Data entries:

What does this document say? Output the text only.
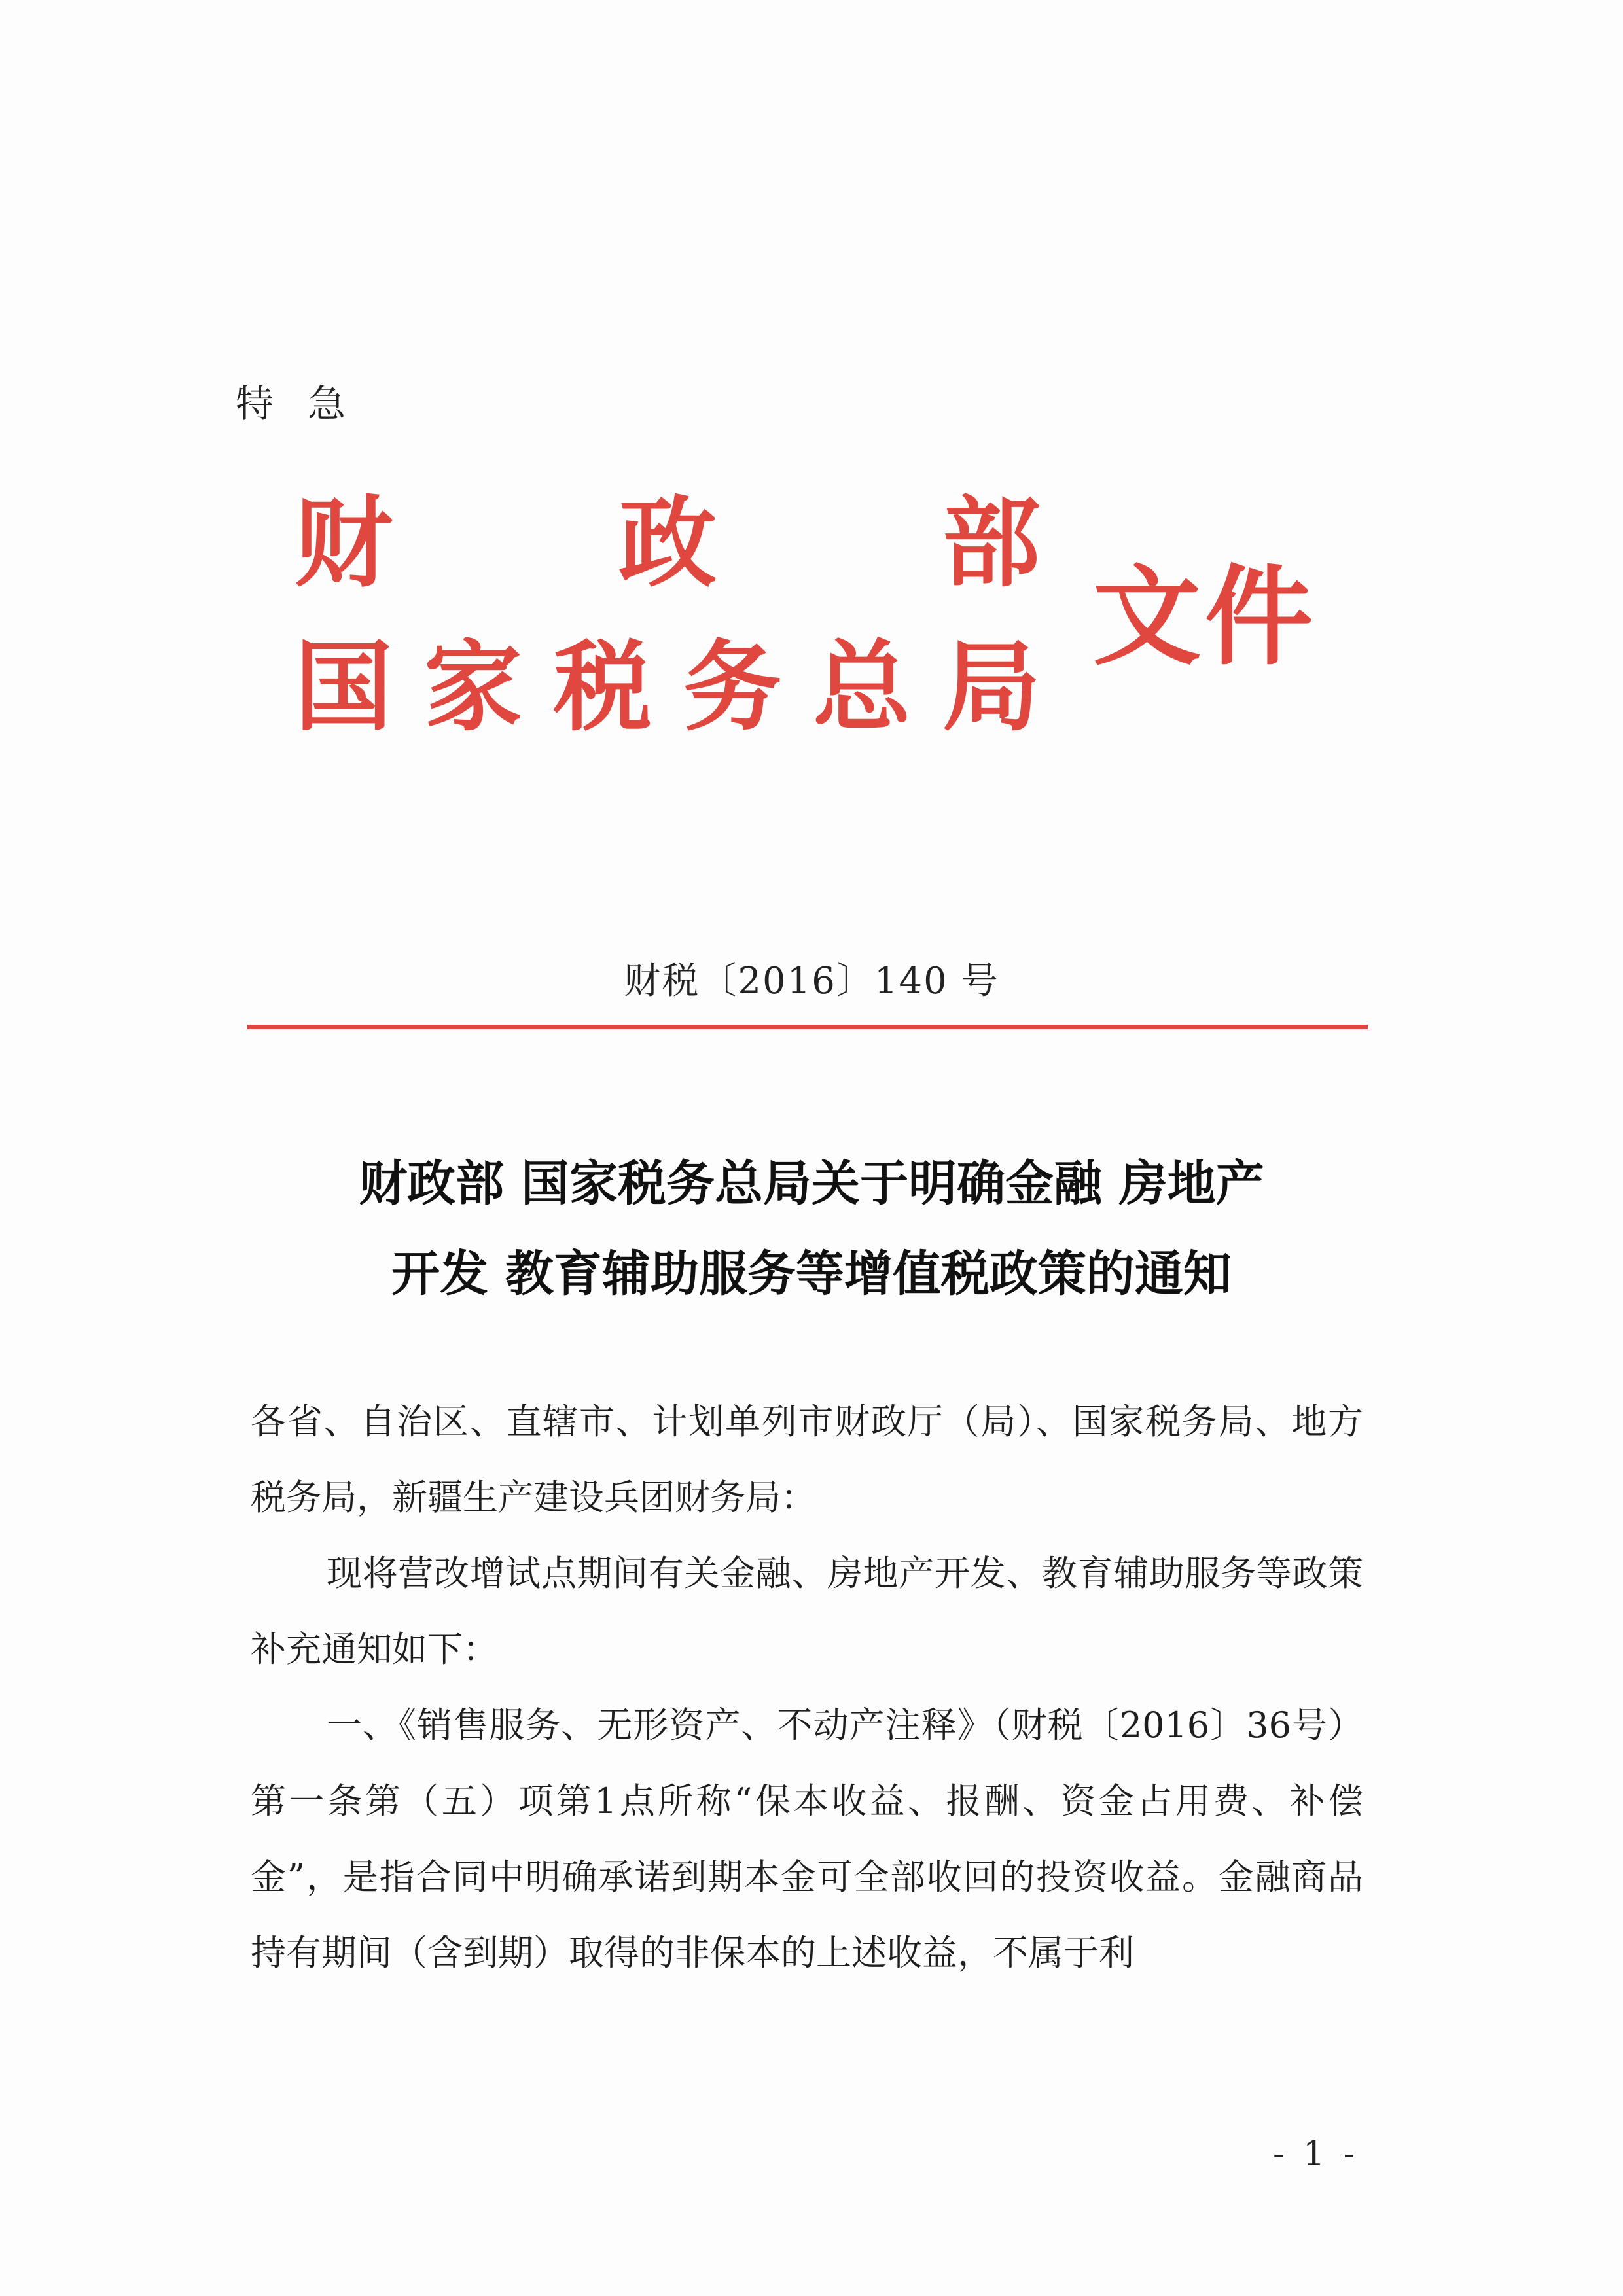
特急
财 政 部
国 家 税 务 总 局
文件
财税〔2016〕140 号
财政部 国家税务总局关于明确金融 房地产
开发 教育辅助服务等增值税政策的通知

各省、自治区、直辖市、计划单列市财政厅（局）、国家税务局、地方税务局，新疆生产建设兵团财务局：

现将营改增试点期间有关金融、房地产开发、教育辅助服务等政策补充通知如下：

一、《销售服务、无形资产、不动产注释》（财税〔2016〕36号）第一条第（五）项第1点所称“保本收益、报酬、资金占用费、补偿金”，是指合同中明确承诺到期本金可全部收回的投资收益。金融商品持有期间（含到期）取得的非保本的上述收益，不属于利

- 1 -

> Short problem:
Repeat the records above verbatim, with no pictures in the result.

> Complete output:
What does this document say? Output the text only.
特急
财 政 部
国 家 税 务 总 局
文件
财税〔2016〕140 号
财政部 国家税务总局关于明确金融 房地产
开发 教育辅助服务等增值税政策的通知

各省、自治区、直辖市、计划单列市财政厅（局）、国家税务局、地方税务局，新疆生产建设兵团财务局：

现将营改增试点期间有关金融、房地产开发、教育辅助服务等政策补充通知如下：

一、《销售服务、无形资产、不动产注释》（财税〔2016〕36号）第一条第（五）项第1点所称“保本收益、报酬、资金占用费、补偿金”，是指合同中明确承诺到期本金可全部收回的投资收益。金融商品持有期间（含到期）取得的非保本的上述收益，不属于利

- 1 -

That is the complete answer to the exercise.